*Goal*. Note how many lines include the word "xlabel", and give that number by itself.

*Information shown*.
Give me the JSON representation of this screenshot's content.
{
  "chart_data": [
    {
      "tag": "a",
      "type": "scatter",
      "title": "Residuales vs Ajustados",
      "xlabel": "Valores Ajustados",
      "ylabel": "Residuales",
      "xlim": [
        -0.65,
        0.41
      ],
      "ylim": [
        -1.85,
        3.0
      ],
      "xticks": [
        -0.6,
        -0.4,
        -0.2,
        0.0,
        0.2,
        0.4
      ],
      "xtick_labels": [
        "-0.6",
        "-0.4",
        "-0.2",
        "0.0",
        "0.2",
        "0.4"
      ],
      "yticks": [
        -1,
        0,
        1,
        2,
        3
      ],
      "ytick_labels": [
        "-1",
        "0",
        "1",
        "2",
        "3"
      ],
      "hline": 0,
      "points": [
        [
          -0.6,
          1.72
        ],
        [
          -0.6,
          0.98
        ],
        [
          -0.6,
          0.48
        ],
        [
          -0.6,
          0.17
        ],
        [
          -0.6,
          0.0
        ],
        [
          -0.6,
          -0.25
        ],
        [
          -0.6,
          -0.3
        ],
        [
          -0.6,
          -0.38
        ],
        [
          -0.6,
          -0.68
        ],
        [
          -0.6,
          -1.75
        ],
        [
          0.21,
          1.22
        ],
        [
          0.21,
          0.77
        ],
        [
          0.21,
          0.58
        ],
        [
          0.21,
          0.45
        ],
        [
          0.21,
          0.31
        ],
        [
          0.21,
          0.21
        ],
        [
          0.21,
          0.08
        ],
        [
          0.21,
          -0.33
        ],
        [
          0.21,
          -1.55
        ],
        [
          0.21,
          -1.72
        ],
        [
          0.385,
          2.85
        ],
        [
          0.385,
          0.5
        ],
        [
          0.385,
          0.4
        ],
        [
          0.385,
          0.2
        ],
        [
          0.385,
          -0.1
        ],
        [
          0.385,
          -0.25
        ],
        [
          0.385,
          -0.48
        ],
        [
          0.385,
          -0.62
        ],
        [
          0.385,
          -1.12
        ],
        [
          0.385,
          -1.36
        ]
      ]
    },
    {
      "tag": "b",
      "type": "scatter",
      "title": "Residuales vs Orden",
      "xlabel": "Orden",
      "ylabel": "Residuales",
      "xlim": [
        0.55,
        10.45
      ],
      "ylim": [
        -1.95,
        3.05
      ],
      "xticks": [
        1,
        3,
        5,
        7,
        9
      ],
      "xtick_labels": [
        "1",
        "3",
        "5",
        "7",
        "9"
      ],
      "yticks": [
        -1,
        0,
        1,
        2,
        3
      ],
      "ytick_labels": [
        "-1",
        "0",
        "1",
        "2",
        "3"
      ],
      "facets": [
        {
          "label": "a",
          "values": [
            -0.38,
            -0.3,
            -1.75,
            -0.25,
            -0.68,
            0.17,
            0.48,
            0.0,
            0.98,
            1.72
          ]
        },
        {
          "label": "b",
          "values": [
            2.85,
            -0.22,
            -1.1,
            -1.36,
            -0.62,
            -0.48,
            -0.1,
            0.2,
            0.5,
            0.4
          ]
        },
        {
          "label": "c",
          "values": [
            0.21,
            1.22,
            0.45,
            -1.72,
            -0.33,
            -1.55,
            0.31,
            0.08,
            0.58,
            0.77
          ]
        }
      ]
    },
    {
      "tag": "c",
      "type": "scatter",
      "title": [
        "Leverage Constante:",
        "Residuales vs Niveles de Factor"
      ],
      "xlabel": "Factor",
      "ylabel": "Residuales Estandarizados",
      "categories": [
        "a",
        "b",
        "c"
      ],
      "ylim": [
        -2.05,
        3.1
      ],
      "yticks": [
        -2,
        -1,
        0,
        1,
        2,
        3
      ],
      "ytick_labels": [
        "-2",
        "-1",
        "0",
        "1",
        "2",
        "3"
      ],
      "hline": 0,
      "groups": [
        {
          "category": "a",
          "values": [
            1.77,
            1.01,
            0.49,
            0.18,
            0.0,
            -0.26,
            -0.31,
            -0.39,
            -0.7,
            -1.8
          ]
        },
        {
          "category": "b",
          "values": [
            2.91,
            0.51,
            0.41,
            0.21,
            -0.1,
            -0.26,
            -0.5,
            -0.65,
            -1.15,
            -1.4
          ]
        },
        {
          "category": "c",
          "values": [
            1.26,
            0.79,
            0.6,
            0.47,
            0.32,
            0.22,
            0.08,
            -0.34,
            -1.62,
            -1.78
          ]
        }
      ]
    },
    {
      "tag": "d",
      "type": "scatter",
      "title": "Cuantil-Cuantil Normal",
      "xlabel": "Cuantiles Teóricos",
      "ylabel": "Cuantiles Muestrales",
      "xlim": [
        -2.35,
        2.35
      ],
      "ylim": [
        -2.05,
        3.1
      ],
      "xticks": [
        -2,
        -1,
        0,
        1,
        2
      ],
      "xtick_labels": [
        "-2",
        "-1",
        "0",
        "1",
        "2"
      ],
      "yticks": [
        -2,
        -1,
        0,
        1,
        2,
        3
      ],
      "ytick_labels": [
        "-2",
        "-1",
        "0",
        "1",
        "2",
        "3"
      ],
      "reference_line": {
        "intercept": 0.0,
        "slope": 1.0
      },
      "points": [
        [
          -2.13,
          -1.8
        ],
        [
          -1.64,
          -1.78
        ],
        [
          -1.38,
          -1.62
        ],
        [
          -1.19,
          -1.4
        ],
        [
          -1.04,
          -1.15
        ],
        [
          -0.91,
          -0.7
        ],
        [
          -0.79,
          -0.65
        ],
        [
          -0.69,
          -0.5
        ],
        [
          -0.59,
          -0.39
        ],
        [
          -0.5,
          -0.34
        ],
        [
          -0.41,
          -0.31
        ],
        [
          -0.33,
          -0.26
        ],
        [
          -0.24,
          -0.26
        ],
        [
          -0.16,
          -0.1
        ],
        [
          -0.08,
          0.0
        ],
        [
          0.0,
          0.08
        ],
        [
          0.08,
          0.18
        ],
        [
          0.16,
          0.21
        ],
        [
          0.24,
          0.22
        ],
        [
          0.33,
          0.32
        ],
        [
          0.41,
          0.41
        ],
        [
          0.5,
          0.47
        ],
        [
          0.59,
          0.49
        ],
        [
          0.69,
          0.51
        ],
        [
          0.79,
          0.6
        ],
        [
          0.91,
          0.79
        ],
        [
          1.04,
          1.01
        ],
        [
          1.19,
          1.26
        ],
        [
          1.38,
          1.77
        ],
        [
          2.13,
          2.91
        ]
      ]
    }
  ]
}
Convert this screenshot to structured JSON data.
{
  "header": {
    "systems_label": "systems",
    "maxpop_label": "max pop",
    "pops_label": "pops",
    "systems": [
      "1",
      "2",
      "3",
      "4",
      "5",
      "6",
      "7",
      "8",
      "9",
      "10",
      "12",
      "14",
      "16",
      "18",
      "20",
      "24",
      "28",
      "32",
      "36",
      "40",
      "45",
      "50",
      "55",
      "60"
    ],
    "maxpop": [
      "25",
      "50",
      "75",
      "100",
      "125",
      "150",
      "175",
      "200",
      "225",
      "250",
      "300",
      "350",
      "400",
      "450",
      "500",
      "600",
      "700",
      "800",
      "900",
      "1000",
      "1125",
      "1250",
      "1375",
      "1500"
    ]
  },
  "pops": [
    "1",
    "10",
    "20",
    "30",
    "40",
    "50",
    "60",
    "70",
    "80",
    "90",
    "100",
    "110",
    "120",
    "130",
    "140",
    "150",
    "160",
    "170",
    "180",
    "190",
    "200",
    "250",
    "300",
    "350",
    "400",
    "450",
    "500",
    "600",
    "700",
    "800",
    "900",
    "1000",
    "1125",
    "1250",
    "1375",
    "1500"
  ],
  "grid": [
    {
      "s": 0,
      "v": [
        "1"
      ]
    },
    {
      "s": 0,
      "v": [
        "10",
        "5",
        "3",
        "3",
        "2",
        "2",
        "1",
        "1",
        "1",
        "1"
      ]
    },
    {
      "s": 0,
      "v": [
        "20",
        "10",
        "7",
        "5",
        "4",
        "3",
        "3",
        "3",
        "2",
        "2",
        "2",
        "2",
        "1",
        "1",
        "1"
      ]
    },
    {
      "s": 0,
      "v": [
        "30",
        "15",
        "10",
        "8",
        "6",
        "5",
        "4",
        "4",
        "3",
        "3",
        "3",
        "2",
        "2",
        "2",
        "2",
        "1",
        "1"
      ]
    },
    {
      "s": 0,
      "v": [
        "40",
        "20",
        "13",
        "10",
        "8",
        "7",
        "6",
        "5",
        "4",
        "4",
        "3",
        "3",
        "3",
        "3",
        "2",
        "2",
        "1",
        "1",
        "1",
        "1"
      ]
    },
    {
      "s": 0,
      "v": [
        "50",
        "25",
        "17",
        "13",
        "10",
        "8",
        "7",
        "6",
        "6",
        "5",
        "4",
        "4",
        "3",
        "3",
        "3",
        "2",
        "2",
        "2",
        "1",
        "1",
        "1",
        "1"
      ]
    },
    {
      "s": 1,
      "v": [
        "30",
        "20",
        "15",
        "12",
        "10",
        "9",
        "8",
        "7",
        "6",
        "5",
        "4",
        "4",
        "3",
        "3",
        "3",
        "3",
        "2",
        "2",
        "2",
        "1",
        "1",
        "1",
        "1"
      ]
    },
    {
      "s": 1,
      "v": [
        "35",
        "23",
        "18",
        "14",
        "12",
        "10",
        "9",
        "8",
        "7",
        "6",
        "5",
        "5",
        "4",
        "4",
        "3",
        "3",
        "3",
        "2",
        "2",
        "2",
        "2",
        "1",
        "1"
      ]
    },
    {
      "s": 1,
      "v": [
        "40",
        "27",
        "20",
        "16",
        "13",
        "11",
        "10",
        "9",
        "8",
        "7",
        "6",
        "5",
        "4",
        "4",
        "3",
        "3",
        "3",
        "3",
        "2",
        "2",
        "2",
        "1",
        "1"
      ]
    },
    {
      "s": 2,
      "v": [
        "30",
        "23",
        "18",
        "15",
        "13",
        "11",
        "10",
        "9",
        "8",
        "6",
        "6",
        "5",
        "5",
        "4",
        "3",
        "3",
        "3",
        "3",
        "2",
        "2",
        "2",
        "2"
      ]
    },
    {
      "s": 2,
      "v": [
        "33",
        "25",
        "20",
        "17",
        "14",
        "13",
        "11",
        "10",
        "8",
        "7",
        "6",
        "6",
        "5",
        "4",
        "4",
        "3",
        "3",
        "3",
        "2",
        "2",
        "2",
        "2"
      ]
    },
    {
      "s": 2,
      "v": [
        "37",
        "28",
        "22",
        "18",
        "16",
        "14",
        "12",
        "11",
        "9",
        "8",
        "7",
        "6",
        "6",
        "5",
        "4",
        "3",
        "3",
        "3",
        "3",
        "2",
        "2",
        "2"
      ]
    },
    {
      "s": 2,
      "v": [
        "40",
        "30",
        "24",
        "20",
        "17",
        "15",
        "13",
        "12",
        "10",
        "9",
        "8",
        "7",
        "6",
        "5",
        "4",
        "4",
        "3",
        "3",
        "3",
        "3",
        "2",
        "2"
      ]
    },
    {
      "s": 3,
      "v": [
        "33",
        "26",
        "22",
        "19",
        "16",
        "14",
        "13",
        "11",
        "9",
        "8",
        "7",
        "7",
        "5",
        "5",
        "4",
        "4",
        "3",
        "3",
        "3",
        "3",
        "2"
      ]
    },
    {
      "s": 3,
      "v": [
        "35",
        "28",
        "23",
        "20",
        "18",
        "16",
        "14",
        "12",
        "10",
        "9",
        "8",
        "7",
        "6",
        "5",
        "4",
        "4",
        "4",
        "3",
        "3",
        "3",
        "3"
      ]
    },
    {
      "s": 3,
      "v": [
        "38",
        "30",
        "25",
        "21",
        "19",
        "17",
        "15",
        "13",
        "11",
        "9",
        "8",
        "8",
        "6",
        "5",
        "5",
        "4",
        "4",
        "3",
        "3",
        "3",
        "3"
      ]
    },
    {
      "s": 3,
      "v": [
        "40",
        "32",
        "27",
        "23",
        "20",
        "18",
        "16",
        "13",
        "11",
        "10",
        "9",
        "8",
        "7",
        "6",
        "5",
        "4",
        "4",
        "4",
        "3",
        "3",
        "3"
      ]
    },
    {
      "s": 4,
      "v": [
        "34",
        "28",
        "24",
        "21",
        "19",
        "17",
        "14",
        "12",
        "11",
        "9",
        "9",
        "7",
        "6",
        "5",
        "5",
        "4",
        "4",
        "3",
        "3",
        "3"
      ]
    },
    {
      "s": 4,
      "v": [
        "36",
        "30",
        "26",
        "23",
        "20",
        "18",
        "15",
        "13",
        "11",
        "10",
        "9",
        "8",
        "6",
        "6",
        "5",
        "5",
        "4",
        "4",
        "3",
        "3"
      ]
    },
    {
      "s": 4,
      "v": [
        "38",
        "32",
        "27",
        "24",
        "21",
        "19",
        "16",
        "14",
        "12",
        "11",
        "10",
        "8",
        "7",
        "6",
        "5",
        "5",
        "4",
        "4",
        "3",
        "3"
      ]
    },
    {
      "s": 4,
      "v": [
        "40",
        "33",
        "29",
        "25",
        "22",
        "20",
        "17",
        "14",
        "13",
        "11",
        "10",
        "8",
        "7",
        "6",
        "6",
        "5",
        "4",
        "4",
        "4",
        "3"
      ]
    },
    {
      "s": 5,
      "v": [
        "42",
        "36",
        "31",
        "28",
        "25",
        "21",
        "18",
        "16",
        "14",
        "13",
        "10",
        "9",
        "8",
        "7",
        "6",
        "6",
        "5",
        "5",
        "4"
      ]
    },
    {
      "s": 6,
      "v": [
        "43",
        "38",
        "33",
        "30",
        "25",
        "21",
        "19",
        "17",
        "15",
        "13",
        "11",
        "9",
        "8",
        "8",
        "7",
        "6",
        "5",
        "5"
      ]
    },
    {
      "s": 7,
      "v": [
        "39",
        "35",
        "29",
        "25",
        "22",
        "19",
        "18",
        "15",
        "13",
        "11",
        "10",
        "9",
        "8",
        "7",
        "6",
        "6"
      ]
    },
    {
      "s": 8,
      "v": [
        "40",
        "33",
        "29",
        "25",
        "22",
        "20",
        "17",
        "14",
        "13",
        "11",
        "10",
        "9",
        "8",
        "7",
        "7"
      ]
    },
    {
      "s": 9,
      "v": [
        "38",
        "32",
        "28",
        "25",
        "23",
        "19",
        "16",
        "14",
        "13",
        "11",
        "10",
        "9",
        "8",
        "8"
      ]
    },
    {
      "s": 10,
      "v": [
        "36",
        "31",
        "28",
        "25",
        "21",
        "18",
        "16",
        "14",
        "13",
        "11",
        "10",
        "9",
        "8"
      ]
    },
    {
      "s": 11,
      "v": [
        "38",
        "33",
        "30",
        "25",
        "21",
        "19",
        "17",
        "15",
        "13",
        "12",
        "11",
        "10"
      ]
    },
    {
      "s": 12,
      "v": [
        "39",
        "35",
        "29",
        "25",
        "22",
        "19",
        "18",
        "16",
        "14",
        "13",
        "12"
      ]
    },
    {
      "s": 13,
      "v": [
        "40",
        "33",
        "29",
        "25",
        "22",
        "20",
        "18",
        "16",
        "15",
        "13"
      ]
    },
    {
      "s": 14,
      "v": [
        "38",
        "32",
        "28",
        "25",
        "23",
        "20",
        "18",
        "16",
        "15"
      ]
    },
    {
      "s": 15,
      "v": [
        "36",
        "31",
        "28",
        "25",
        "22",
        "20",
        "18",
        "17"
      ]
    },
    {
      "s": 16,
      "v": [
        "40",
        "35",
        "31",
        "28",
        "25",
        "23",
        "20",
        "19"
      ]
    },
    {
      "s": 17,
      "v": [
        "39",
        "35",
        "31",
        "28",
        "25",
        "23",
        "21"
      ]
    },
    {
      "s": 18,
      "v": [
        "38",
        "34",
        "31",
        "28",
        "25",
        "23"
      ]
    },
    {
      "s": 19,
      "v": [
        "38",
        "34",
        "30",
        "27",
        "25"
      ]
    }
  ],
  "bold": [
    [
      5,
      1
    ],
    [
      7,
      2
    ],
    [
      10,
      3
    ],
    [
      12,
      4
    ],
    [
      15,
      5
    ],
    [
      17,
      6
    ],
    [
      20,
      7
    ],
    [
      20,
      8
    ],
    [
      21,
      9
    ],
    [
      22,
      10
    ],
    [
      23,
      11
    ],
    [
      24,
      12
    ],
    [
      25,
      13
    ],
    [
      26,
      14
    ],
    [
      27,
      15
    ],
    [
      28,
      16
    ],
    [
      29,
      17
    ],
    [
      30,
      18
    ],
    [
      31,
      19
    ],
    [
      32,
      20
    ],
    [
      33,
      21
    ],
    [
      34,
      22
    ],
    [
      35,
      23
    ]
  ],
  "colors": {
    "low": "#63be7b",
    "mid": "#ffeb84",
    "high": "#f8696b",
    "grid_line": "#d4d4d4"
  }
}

*The completed task*. 4